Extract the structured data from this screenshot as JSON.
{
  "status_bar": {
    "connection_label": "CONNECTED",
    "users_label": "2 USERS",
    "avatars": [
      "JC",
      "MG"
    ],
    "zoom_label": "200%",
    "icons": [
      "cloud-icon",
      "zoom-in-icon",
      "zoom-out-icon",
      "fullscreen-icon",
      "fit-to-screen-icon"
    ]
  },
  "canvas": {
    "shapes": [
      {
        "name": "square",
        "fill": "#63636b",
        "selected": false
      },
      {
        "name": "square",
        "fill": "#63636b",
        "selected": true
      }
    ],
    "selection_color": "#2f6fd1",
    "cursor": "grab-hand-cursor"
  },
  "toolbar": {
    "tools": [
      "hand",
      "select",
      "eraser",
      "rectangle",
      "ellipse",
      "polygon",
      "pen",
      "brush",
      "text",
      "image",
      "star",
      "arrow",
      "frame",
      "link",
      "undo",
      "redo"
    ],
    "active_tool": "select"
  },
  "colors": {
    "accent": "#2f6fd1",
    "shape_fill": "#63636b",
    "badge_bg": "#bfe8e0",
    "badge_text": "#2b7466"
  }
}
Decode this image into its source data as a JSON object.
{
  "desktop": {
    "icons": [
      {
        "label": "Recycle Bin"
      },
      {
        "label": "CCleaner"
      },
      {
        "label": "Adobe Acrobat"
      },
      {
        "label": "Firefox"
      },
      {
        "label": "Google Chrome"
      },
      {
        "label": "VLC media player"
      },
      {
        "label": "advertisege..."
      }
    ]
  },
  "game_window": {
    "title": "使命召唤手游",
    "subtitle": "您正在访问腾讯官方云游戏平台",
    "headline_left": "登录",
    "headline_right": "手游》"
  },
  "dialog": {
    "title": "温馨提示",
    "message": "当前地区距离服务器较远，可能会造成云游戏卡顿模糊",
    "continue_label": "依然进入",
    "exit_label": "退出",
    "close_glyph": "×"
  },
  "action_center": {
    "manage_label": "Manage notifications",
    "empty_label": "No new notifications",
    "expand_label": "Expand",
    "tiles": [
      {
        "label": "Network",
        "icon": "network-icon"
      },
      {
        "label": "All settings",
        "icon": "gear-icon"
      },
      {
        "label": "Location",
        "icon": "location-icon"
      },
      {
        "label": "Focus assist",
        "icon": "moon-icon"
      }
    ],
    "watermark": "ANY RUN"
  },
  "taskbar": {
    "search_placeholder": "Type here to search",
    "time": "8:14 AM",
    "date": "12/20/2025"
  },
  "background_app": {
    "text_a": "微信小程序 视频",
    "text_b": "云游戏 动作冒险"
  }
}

-=-=-

◆ **What you should do**:
Read the entries and show each line that mentions "data".

◆ **Written answer**:
Extract the structured data from this screenshot as JSON.
Decode this image into its source data as a JSON object.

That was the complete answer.